→ **What the task asks**: Reproduce all records exactly.

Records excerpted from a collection

--- START ---

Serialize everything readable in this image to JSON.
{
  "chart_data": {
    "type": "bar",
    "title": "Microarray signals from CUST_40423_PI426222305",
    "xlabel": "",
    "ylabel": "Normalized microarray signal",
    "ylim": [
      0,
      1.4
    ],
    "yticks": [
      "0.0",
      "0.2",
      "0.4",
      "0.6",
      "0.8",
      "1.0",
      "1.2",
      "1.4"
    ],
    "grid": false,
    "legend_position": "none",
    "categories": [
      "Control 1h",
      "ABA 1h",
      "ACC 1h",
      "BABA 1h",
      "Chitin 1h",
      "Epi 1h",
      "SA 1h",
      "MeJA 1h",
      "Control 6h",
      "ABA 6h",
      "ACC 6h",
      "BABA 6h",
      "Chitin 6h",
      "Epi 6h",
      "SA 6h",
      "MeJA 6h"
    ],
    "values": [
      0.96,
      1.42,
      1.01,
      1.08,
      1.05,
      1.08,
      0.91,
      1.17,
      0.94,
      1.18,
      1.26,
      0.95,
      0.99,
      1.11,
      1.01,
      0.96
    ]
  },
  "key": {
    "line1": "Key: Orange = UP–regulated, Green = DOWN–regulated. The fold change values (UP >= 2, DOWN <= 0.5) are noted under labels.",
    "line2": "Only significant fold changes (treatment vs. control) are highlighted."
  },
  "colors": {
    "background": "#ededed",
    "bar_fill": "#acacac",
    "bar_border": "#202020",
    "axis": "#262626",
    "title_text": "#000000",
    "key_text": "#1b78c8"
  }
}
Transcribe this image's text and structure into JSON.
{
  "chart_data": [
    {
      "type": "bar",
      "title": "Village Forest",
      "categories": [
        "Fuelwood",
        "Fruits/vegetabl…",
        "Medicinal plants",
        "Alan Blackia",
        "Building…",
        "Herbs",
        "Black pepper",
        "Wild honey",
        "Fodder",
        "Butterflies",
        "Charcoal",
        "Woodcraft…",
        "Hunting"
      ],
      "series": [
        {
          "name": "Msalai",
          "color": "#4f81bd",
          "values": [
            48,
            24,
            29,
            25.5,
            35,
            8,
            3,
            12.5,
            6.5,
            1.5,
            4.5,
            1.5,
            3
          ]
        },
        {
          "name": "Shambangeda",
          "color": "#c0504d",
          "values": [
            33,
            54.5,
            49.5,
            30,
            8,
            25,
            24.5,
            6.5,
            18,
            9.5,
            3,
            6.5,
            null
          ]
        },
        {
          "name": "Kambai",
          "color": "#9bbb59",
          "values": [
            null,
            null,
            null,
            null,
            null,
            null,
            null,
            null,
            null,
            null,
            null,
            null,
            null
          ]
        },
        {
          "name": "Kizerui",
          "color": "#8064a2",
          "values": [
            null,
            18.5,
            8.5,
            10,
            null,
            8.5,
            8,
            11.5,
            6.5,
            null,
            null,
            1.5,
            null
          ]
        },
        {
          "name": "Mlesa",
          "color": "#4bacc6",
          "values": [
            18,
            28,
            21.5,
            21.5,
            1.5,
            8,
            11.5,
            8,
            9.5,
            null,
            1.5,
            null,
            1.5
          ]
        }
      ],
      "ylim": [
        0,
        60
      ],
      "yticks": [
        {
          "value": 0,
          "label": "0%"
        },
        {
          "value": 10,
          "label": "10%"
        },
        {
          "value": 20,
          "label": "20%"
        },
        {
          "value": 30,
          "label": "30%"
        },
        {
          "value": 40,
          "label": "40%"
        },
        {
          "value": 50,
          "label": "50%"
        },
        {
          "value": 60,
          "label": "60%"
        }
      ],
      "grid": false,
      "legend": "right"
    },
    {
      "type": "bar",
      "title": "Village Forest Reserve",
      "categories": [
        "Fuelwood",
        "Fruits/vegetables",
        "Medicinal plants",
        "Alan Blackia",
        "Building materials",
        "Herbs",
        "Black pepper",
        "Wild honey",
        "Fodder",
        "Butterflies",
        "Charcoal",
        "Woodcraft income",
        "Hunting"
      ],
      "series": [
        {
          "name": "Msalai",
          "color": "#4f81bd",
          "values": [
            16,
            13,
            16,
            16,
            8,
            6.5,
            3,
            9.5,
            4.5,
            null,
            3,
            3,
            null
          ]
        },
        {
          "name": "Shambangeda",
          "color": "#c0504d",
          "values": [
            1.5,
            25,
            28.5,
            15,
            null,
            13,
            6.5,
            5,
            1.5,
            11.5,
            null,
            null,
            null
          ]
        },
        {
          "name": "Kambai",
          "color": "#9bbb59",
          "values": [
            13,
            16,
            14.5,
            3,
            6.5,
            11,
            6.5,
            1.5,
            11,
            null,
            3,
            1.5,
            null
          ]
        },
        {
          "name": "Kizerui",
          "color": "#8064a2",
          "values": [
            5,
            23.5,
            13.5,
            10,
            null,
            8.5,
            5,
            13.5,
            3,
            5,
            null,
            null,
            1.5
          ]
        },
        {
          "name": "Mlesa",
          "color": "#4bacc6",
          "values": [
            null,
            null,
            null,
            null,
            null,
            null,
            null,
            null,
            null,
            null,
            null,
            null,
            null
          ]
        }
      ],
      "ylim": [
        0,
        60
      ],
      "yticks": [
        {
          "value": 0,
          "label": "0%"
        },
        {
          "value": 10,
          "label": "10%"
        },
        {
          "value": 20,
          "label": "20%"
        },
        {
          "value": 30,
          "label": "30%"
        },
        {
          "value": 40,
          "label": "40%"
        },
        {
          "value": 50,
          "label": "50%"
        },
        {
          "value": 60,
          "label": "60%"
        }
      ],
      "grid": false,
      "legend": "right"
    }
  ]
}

--- END ---

→ **Answer to the problem**:
Serialize everything readable in this image to JSON.
{
  "chart_data": {
    "type": "bar",
    "title": "Microarray signals from CUST_40423_PI426222305",
    "xlabel": "",
    "ylabel": "Normalized microarray signal",
    "ylim": [
      0,
      1.4
    ],
    "yticks": [
      "0.0",
      "0.2",
      "0.4",
      "0.6",
      "0.8",
      "1.0",
      "1.2",
      "1.4"
    ],
    "grid": false,
    "legend_position": "none",
    "categories": [
      "Control 1h",
      "ABA 1h",
      "ACC 1h",
      "BABA 1h",
      "Chitin 1h",
      "Epi 1h",
      "SA 1h",
      "MeJA 1h",
      "Control 6h",
      "ABA 6h",
      "ACC 6h",
      "BABA 6h",
      "Chitin 6h",
      "Epi 6h",
      "SA 6h",
      "MeJA 6h"
    ],
    "values": [
      0.96,
      1.42,
      1.01,
      1.08,
      1.05,
      1.08,
      0.91,
      1.17,
      0.94,
      1.18,
      1.26,
      0.95,
      0.99,
      1.11,
      1.01,
      0.96
    ]
  },
  "key": {
    "line1": "Key: Orange = UP–regulated, Green = DOWN–regulated. The fold change values (UP >= 2, DOWN <= 0.5) are noted under labels.",
    "line2": "Only significant fold changes (treatment vs. control) are highlighted."
  },
  "colors": {
    "background": "#ededed",
    "bar_fill": "#acacac",
    "bar_border": "#202020",
    "axis": "#262626",
    "title_text": "#000000",
    "key_text": "#1b78c8"
  }
}
Transcribe this image's text and structure into JSON.
{
  "chart_data": [
    {
      "type": "bar",
      "title": "Village Forest",
      "categories": [
        "Fuelwood",
        "Fruits/vegetabl…",
        "Medicinal plants",
        "Alan Blackia",
        "Building…",
        "Herbs",
        "Black pepper",
        "Wild honey",
        "Fodder",
        "Butterflies",
        "Charcoal",
        "Woodcraft…",
        "Hunting"
      ],
      "series": [
        {
          "name": "Msalai",
          "color": "#4f81bd",
          "values": [
            48,
            24,
            29,
            25.5,
            35,
            8,
            3,
            12.5,
            6.5,
            1.5,
            4.5,
            1.5,
            3
          ]
        },
        {
          "name": "Shambangeda",
          "color": "#c0504d",
          "values": [
            33,
            54.5,
            49.5,
            30,
            8,
            25,
            24.5,
            6.5,
            18,
            9.5,
            3,
            6.5,
            null
          ]
        },
        {
          "name": "Kambai",
          "color": "#9bbb59",
          "values": [
            null,
            null,
            null,
            null,
            null,
            null,
            null,
            null,
            null,
            null,
            null,
            null,
            null
          ]
        },
        {
          "name": "Kizerui",
          "color": "#8064a2",
          "values": [
            null,
            18.5,
            8.5,
            10,
            null,
            8.5,
            8,
            11.5,
            6.5,
            null,
            null,
            1.5,
            null
          ]
        },
        {
          "name": "Mlesa",
          "color": "#4bacc6",
          "values": [
            18,
            28,
            21.5,
            21.5,
            1.5,
            8,
            11.5,
            8,
            9.5,
            null,
            1.5,
            null,
            1.5
          ]
        }
      ],
      "ylim": [
        0,
        60
      ],
      "yticks": [
        {
          "value": 0,
          "label": "0%"
        },
        {
          "value": 10,
          "label": "10%"
        },
        {
          "value": 20,
          "label": "20%"
        },
        {
          "value": 30,
          "label": "30%"
        },
        {
          "value": 40,
          "label": "40%"
        },
        {
          "value": 50,
          "label": "50%"
        },
        {
          "value": 60,
          "label": "60%"
        }
      ],
      "grid": false,
      "legend": "right"
    },
    {
      "type": "bar",
      "title": "Village Forest Reserve",
      "categories": [
        "Fuelwood",
        "Fruits/vegetables",
        "Medicinal plants",
        "Alan Blackia",
        "Building materials",
        "Herbs",
        "Black pepper",
        "Wild honey",
        "Fodder",
        "Butterflies",
        "Charcoal",
        "Woodcraft income",
        "Hunting"
      ],
      "series": [
        {
          "name": "Msalai",
          "color": "#4f81bd",
          "values": [
            16,
            13,
            16,
            16,
            8,
            6.5,
            3,
            9.5,
            4.5,
            null,
            3,
            3,
            null
          ]
        },
        {
          "name": "Shambangeda",
          "color": "#c0504d",
          "values": [
            1.5,
            25,
            28.5,
            15,
            null,
            13,
            6.5,
            5,
            1.5,
            11.5,
            null,
            null,
            null
          ]
        },
        {
          "name": "Kambai",
          "color": "#9bbb59",
          "values": [
            13,
            16,
            14.5,
            3,
            6.5,
            11,
            6.5,
            1.5,
            11,
            null,
            3,
            1.5,
            null
          ]
        },
        {
          "name": "Kizerui",
          "color": "#8064a2",
          "values": [
            5,
            23.5,
            13.5,
            10,
            null,
            8.5,
            5,
            13.5,
            3,
            5,
            null,
            null,
            1.5
          ]
        },
        {
          "name": "Mlesa",
          "color": "#4bacc6",
          "values": [
            null,
            null,
            null,
            null,
            null,
            null,
            null,
            null,
            null,
            null,
            null,
            null,
            null
          ]
        }
      ],
      "ylim": [
        0,
        60
      ],
      "yticks": [
        {
          "value": 0,
          "label": "0%"
        },
        {
          "value": 10,
          "label": "10%"
        },
        {
          "value": 20,
          "label": "20%"
        },
        {
          "value": 30,
          "label": "30%"
        },
        {
          "value": 40,
          "label": "40%"
        },
        {
          "value": 50,
          "label": "50%"
        },
        {
          "value": 60,
          "label": "60%"
        }
      ],
      "grid": false,
      "legend": "right"
    }
  ]
}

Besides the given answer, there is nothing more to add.